Source data >>
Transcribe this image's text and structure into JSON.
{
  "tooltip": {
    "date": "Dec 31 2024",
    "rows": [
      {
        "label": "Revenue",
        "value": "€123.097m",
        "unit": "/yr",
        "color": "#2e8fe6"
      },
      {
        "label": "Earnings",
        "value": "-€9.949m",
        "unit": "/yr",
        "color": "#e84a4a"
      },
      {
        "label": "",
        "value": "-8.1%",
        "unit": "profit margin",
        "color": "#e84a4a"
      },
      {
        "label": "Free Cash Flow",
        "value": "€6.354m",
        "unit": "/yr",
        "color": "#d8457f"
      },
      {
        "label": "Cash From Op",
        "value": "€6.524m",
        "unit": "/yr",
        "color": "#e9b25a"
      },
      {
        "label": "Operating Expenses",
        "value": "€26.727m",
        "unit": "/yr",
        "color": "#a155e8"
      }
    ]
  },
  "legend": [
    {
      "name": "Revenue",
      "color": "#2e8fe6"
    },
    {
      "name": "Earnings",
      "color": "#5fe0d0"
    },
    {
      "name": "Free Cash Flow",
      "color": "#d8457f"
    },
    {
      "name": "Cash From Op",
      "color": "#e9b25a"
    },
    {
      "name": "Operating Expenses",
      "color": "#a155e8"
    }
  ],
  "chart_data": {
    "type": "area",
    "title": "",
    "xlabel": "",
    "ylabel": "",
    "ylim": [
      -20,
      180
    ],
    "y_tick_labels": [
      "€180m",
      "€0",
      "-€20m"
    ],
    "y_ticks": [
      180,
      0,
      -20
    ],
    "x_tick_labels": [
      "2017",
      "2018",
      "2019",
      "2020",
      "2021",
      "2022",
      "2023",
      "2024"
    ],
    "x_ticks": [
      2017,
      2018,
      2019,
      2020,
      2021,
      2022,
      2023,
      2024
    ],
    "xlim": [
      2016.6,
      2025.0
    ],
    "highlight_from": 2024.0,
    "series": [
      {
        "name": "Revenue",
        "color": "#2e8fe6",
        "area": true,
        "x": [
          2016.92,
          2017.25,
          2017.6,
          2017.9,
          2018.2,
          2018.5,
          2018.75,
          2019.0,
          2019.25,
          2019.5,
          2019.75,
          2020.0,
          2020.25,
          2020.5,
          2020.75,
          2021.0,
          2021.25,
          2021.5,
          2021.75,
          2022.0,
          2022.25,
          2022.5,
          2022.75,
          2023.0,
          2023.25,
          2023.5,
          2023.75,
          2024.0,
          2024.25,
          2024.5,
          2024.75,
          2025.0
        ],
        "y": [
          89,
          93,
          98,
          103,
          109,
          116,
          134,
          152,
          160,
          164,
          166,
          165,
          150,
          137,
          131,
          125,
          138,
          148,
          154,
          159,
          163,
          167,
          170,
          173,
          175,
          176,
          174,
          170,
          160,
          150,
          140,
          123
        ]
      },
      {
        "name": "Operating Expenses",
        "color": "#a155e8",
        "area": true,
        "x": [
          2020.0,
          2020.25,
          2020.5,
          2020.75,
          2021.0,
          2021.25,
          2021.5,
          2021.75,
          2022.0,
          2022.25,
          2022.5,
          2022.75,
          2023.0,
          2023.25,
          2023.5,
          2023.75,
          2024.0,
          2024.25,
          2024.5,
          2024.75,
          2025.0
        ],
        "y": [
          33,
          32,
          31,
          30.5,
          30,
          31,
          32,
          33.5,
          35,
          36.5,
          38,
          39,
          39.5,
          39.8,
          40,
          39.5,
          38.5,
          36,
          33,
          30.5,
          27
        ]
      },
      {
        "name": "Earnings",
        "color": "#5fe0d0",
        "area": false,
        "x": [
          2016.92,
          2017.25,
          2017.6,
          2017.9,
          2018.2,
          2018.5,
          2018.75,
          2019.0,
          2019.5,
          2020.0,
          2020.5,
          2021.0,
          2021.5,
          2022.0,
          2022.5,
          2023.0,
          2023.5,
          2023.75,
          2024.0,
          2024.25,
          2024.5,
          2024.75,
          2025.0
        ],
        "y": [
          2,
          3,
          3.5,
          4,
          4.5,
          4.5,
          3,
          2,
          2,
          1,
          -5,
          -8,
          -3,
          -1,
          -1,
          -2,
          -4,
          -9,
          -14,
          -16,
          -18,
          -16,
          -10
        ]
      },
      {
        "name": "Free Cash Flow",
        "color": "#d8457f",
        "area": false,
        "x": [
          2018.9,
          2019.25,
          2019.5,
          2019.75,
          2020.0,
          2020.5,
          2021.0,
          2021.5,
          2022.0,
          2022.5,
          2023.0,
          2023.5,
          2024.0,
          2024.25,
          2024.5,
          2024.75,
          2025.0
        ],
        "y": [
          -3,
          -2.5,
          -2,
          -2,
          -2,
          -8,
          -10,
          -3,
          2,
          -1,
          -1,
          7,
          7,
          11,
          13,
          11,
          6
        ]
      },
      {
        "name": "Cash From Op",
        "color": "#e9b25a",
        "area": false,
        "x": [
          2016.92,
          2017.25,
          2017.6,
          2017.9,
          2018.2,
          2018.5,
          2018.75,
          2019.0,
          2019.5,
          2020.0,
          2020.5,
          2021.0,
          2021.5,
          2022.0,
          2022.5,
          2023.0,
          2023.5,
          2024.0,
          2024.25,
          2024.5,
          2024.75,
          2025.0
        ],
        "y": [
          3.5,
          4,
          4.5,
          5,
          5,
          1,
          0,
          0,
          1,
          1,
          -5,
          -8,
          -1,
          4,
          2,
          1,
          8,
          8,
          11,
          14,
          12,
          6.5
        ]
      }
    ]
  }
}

The problem >> Scan the listing above and copy all lines containing the word "Operating".

Full response >>
        "label": "Operating Expenses",
      "name": "Operating Expenses",
        "name": "Operating Expenses",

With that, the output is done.